⟨

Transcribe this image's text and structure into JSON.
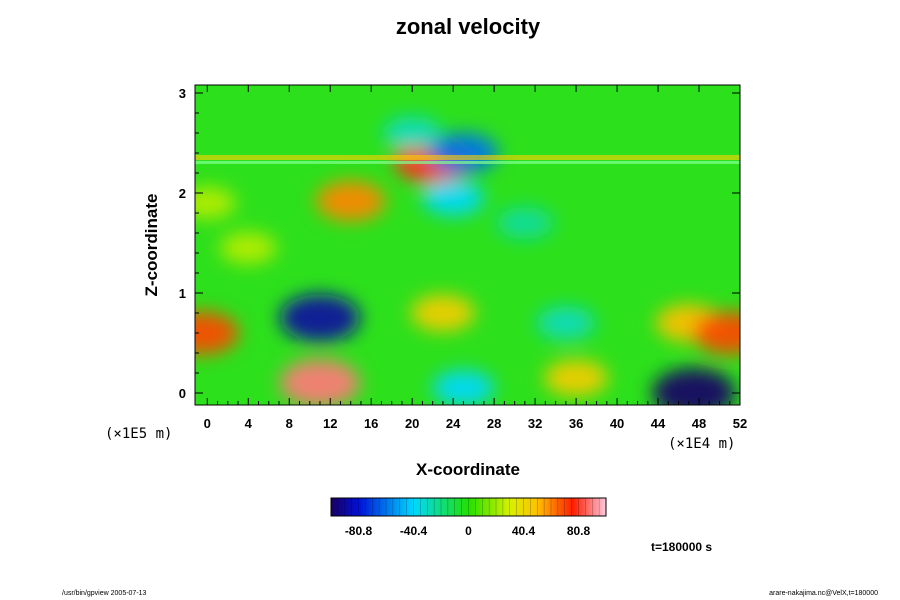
{
  "chart_data": {
    "type": "heatmap",
    "title": "zonal velocity",
    "xlabel": "X-coordinate",
    "ylabel": "Z-coordinate",
    "x_unit": "(×1E4 m)",
    "y_unit": "(×1E5 m)",
    "xlim": [
      -1.2,
      52
    ],
    "ylim": [
      -0.12,
      3.08
    ],
    "x_ticks": [
      "0",
      "4",
      "8",
      "12",
      "16",
      "20",
      "24",
      "28",
      "32",
      "36",
      "40",
      "44",
      "48",
      "52"
    ],
    "y_ticks": [
      "0",
      "1",
      "2",
      "3"
    ],
    "x_tick_values": [
      0,
      4,
      8,
      12,
      16,
      20,
      24,
      28,
      32,
      36,
      40,
      44,
      48,
      52
    ],
    "y_tick_values": [
      0,
      1,
      2,
      3
    ],
    "colorbar": {
      "range": [
        -101,
        101
      ],
      "tick_labels": [
        "-80.8",
        "-40.4",
        "0",
        "40.4",
        "80.8"
      ],
      "tick_values": [
        -80.8,
        -40.4,
        0,
        40.4,
        80.8
      ]
    },
    "features": [
      {
        "x": 11,
        "z": 0.75,
        "value": -90
      },
      {
        "x": 47.5,
        "z": 0.0,
        "value": -100
      },
      {
        "x": 11,
        "z": 0.1,
        "value": 90
      },
      {
        "x": 22,
        "z": 2.32,
        "value": 80
      },
      {
        "x": 14,
        "z": 1.92,
        "value": 60
      },
      {
        "x": 23,
        "z": 0.8,
        "value": 45
      },
      {
        "x": 47,
        "z": 0.7,
        "value": 50
      },
      {
        "x": 51,
        "z": 0.6,
        "value": 70
      },
      {
        "x": -0.5,
        "z": 0.6,
        "value": 70
      },
      {
        "x": 36,
        "z": 0.15,
        "value": 45
      },
      {
        "x": 25,
        "z": 2.4,
        "value": -60
      },
      {
        "x": 20,
        "z": 2.6,
        "value": -30
      },
      {
        "x": 35,
        "z": 0.7,
        "value": -30
      },
      {
        "x": 24,
        "z": 1.95,
        "value": -40
      },
      {
        "x": 31,
        "z": 1.7,
        "value": -25
      },
      {
        "x": 25,
        "z": 0.05,
        "value": -40
      },
      {
        "x": 4,
        "z": 1.45,
        "value": 25
      },
      {
        "x": 0,
        "z": 1.9,
        "value": 25
      }
    ]
  },
  "timestamp": "t=180000 s",
  "footer": {
    "left": "/usr/bin/gpview 2005-07-13",
    "right": "arare-nakajima.nc@VelX,t=180000"
  }
}
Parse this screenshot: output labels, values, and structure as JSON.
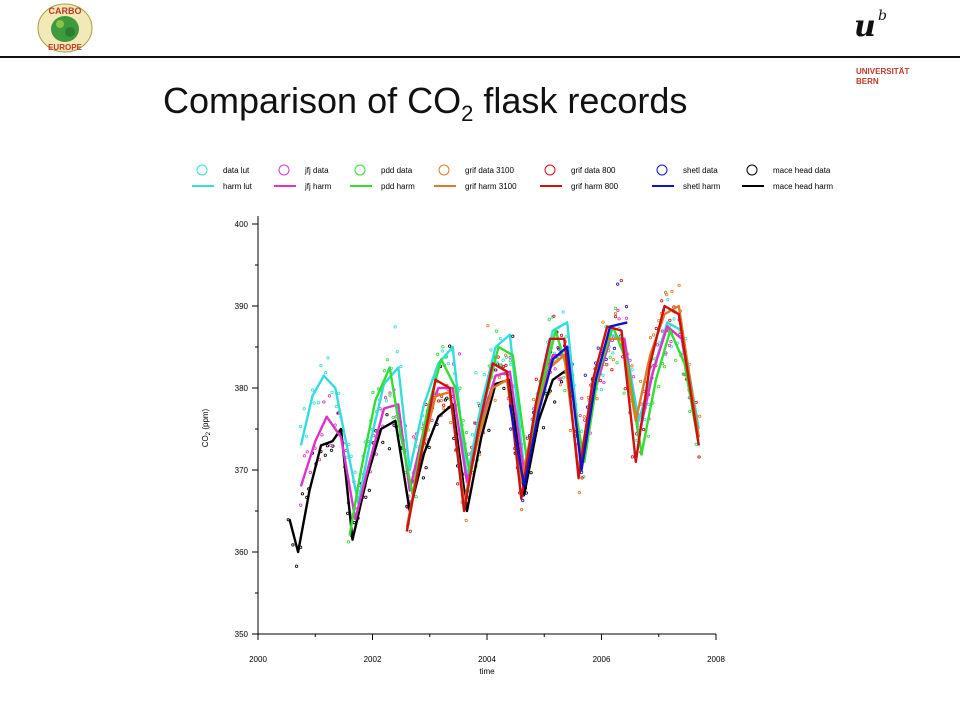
{
  "title_main": "Comparison of CO",
  "title_sub": "2",
  "title_end": " flask records",
  "logo_left": {
    "line1": "CARBO",
    "line2": "EUROPE"
  },
  "logo_right": {
    "u": "u",
    "b": "b",
    "line1": "UNIVERSITÄT",
    "line2": "BERN"
  },
  "chart_data": {
    "type": "scatter",
    "xlabel": "time",
    "ylabel_main": "CO",
    "ylabel_sub": "2",
    "ylabel_unit": " (ppm)",
    "xlim": [
      2000,
      2008
    ],
    "ylim": [
      350,
      400
    ],
    "xticks": [
      2000,
      2002,
      2004,
      2006,
      2008
    ],
    "yticks": [
      350,
      360,
      370,
      380,
      390,
      400
    ],
    "grid": false,
    "legend_position": "top",
    "legend": [
      {
        "data_label": "data lut",
        "harm_label": "harm lut",
        "color": "#33dddd"
      },
      {
        "data_label": "jfj data",
        "harm_label": "jfj harm",
        "color": "#dd33cc"
      },
      {
        "data_label": "pdd data",
        "harm_label": "pdd harm",
        "color": "#33dd33"
      },
      {
        "data_label": "grif data 3100",
        "harm_label": "grif harm 3100",
        "color": "#e07a22"
      },
      {
        "data_label": "grif data 800",
        "harm_label": "grif harm 800",
        "color": "#cc1111"
      },
      {
        "data_label": "shetl data",
        "harm_label": "shetl harm",
        "color": "#1111cc"
      },
      {
        "data_label": "mace head data",
        "harm_label": "mace head harm",
        "color": "#000000"
      }
    ],
    "series": [
      {
        "color": "#000000",
        "start": 2000.55,
        "end": 2005.35,
        "x": [
          2000.55,
          2000.7,
          2000.9,
          2001.1,
          2001.3,
          2001.45,
          2001.65,
          2001.9,
          2002.15,
          2002.4,
          2002.65,
          2002.9,
          2003.15,
          2003.4,
          2003.65,
          2003.9,
          2004.15,
          2004.4,
          2004.65,
          2004.9,
          2005.15,
          2005.35
        ],
        "y": [
          364,
          360,
          367.5,
          373,
          373.5,
          375,
          361.5,
          369,
          375,
          376,
          365,
          372,
          376.5,
          378,
          365,
          374,
          380.5,
          381,
          367,
          376,
          381,
          382
        ]
      },
      {
        "color": "#33dddd",
        "start": 2000.75,
        "end": 2007.7,
        "x": [
          2000.75,
          2000.95,
          2001.15,
          2001.35,
          2001.55,
          2001.75,
          2001.95,
          2002.2,
          2002.45,
          2002.65,
          2002.9,
          2003.15,
          2003.4,
          2003.65,
          2003.9,
          2004.15,
          2004.4,
          2004.65,
          2004.9,
          2005.15,
          2005.4,
          2005.65,
          2005.9,
          2006.15,
          2006.4,
          2006.65,
          2006.9,
          2007.15,
          2007.4,
          2007.7
        ],
        "y": [
          373,
          379,
          381.5,
          380,
          373,
          366,
          373,
          380.5,
          382.5,
          370,
          378,
          383,
          385,
          369,
          378,
          385,
          386.5,
          370,
          379,
          387,
          388,
          371,
          381,
          386.5,
          386,
          376,
          382,
          388,
          387,
          375
        ]
      },
      {
        "color": "#dd33cc",
        "start": 2000.75,
        "end": 2007.7,
        "x": [
          2000.75,
          2001,
          2001.2,
          2001.45,
          2001.7,
          2001.95,
          2002.2,
          2002.45,
          2002.65,
          2002.9,
          2003.15,
          2003.4,
          2003.65,
          2003.9,
          2004.15,
          2004.4,
          2004.65,
          2004.9,
          2005.15,
          2005.4,
          2005.65,
          2005.9,
          2006.15,
          2006.4,
          2006.65,
          2006.9,
          2007.15,
          2007.4,
          2007.7
        ],
        "y": [
          368,
          373.5,
          376.5,
          374,
          364,
          371,
          377.5,
          378,
          367.5,
          375,
          380,
          380,
          368.5,
          376,
          381.5,
          382,
          369.5,
          378,
          384,
          384,
          372,
          380,
          386,
          386,
          374,
          382,
          387.5,
          386,
          374
        ]
      },
      {
        "color": "#33dd33",
        "start": 2001.6,
        "end": 2007.7,
        "x": [
          2001.6,
          2001.8,
          2002.05,
          2002.3,
          2002.5,
          2002.7,
          2002.95,
          2003.2,
          2003.45,
          2003.7,
          2003.95,
          2004.2,
          2004.45,
          2004.7,
          2004.95,
          2005.2,
          2005.45,
          2005.7,
          2005.95,
          2006.2,
          2006.45,
          2006.7,
          2006.95,
          2007.2,
          2007.45,
          2007.7
        ],
        "y": [
          362,
          370,
          378.5,
          382.5,
          374,
          367,
          377,
          383.5,
          380,
          369.5,
          378,
          385,
          384,
          371,
          380,
          387,
          381,
          371,
          382,
          387.5,
          383,
          372,
          381,
          387,
          383,
          373
        ]
      },
      {
        "color": "#e07a22",
        "start": 2002.6,
        "end": 2007.7,
        "x": [
          2002.6,
          2002.85,
          2003.1,
          2003.35,
          2003.6,
          2003.85,
          2004.1,
          2004.35,
          2004.6,
          2004.85,
          2005.1,
          2005.35,
          2005.6,
          2005.85,
          2006.1,
          2006.35,
          2006.6,
          2006.85,
          2007.1,
          2007.35,
          2007.7
        ],
        "y": [
          363,
          372,
          379,
          379.5,
          366,
          374,
          380,
          381,
          368.5,
          377,
          382.5,
          384,
          370,
          380,
          386,
          386,
          376,
          384,
          389,
          390,
          374
        ]
      },
      {
        "color": "#cc1111",
        "start": 2002.6,
        "end": 2007.7,
        "x": [
          2002.6,
          2002.85,
          2003.1,
          2003.35,
          2003.6,
          2003.85,
          2004.1,
          2004.35,
          2004.6,
          2004.85,
          2005.1,
          2005.35,
          2005.6,
          2005.85,
          2006.1,
          2006.35,
          2006.6,
          2006.85,
          2007.1,
          2007.35,
          2007.7
        ],
        "y": [
          362.5,
          372,
          381,
          380,
          365,
          375,
          383,
          382,
          366.5,
          378,
          386,
          386,
          369,
          381,
          387.5,
          387,
          371,
          383,
          390,
          389,
          373
        ]
      },
      {
        "color": "#1111cc",
        "start": 2004.4,
        "end": 2006.45,
        "x": [
          2004.4,
          2004.65,
          2004.9,
          2005.15,
          2005.4,
          2005.65,
          2005.9,
          2006.15,
          2006.45
        ],
        "y": [
          378,
          368,
          377,
          383.5,
          385,
          370,
          381,
          387.5,
          388
        ]
      }
    ]
  }
}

⟩

§ Objective:
For each line in the data above that contains the string "shetl", extract the line.

§ Exercise answer:
        "data_label": "shetl data",
        "harm_label": "shetl harm",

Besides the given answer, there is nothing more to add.